Data excerpts
╔══
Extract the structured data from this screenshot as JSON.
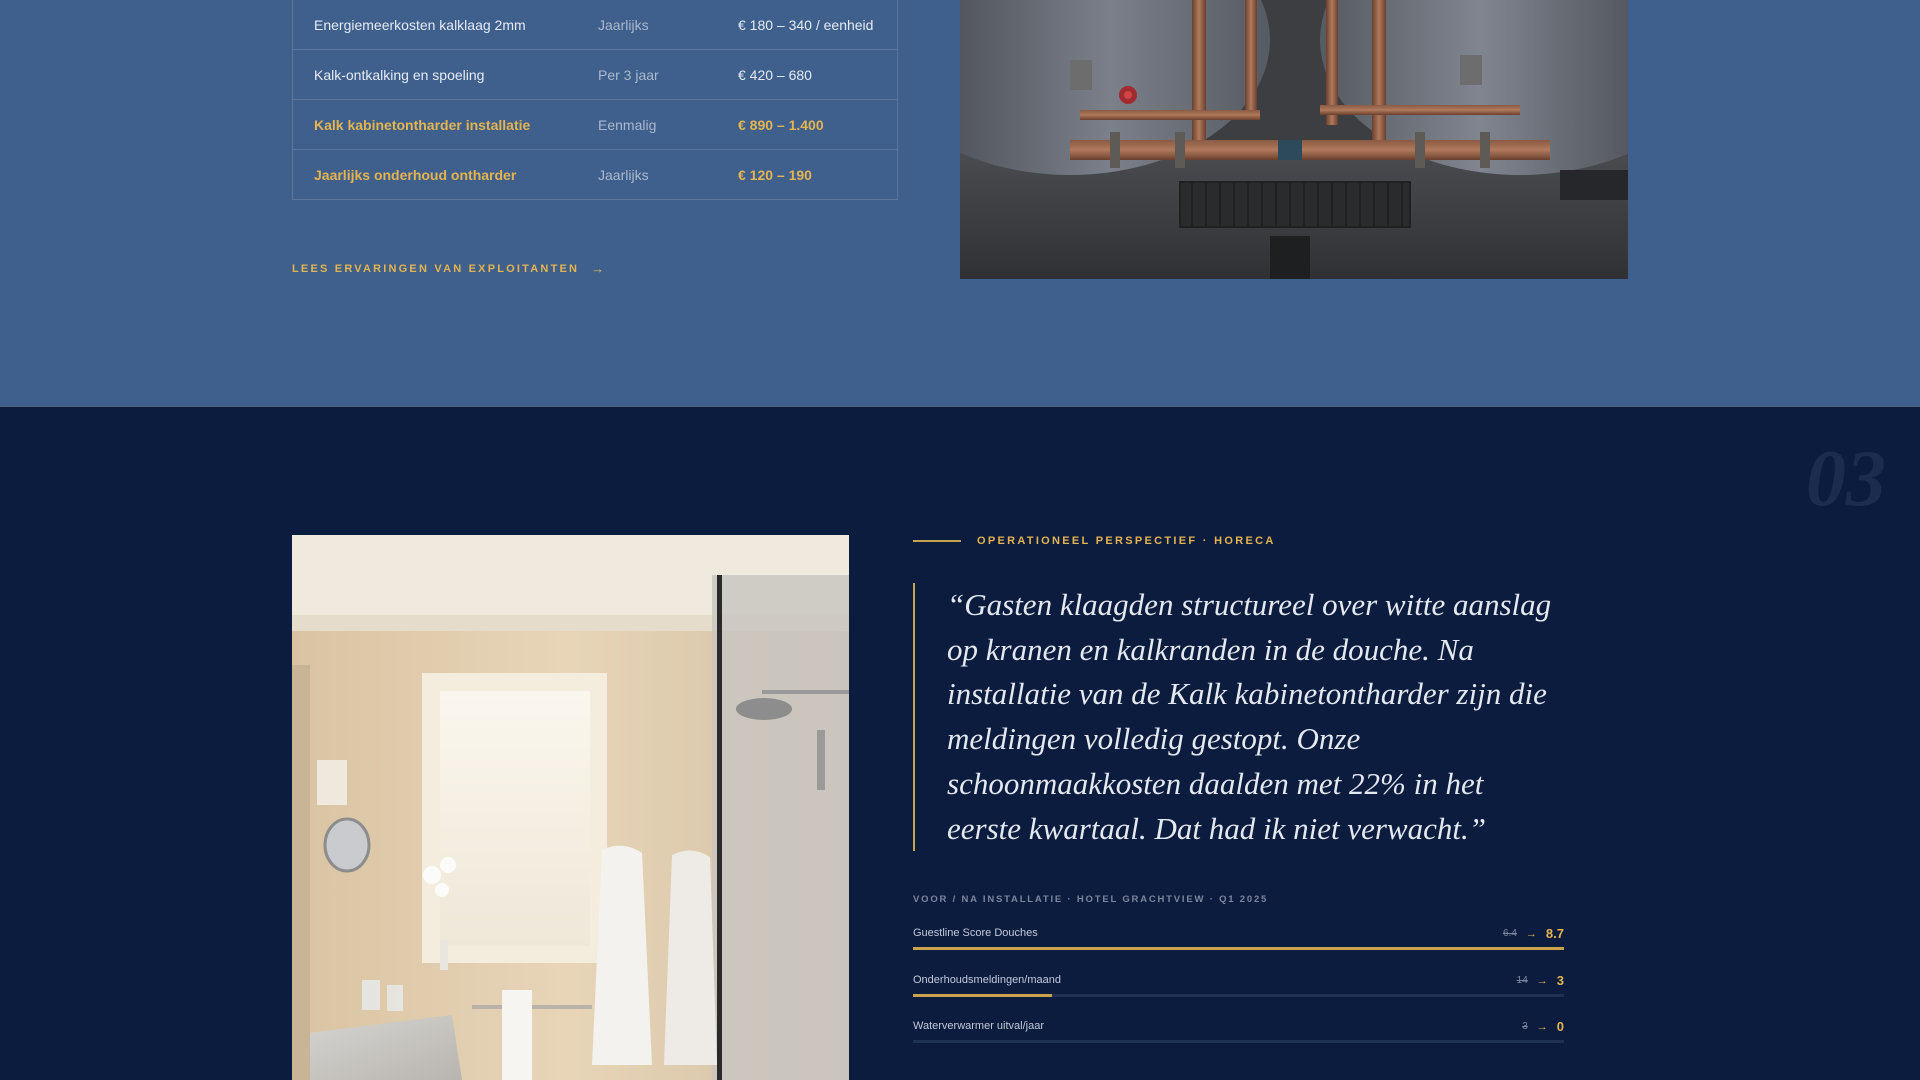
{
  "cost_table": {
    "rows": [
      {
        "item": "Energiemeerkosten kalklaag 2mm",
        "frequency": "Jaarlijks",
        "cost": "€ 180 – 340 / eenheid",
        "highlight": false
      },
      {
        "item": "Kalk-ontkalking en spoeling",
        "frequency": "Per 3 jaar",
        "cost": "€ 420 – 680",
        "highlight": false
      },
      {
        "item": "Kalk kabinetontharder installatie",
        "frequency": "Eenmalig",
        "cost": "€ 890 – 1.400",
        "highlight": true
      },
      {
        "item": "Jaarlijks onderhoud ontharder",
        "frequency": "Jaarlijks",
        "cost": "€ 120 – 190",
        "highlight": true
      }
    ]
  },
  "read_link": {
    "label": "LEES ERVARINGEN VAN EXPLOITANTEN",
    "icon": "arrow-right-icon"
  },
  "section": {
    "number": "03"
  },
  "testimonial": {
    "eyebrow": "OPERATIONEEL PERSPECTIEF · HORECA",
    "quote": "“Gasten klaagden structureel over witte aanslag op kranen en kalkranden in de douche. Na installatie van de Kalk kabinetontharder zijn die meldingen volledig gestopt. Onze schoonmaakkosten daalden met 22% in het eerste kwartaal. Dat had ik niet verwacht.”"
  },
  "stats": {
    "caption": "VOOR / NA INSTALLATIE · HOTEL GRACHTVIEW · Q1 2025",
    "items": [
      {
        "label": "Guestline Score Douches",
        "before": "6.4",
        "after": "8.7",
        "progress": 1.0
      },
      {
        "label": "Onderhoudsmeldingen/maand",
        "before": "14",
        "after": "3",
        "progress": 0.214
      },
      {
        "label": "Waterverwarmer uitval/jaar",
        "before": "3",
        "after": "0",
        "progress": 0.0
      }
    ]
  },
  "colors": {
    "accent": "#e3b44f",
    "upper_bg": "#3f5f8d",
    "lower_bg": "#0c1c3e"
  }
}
╚══
Copy the listing exactly. Any image in it stays out of the copy.

Extract the structured data from this screenshot as JSON.
{
  "cost_table": {
    "rows": [
      {
        "item": "Energiemeerkosten kalklaag 2mm",
        "frequency": "Jaarlijks",
        "cost": "€ 180 – 340 / eenheid",
        "highlight": false
      },
      {
        "item": "Kalk-ontkalking en spoeling",
        "frequency": "Per 3 jaar",
        "cost": "€ 420 – 680",
        "highlight": false
      },
      {
        "item": "Kalk kabinetontharder installatie",
        "frequency": "Eenmalig",
        "cost": "€ 890 – 1.400",
        "highlight": true
      },
      {
        "item": "Jaarlijks onderhoud ontharder",
        "frequency": "Jaarlijks",
        "cost": "€ 120 – 190",
        "highlight": true
      }
    ]
  },
  "read_link": {
    "label": "LEES ERVARINGEN VAN EXPLOITANTEN",
    "icon": "arrow-right-icon"
  },
  "section": {
    "number": "03"
  },
  "testimonial": {
    "eyebrow": "OPERATIONEEL PERSPECTIEF · HORECA",
    "quote": "“Gasten klaagden structureel over witte aanslag op kranen en kalkranden in de douche. Na installatie van de Kalk kabinetontharder zijn die meldingen volledig gestopt. Onze schoonmaakkosten daalden met 22% in het eerste kwartaal. Dat had ik niet verwacht.”"
  },
  "stats": {
    "caption": "VOOR / NA INSTALLATIE · HOTEL GRACHTVIEW · Q1 2025",
    "items": [
      {
        "label": "Guestline Score Douches",
        "before": "6.4",
        "after": "8.7",
        "progress": 1.0
      },
      {
        "label": "Onderhoudsmeldingen/maand",
        "before": "14",
        "after": "3",
        "progress": 0.214
      },
      {
        "label": "Waterverwarmer uitval/jaar",
        "before": "3",
        "after": "0",
        "progress": 0.0
      }
    ]
  },
  "colors": {
    "accent": "#e3b44f",
    "upper_bg": "#3f5f8d",
    "lower_bg": "#0c1c3e"
  }
}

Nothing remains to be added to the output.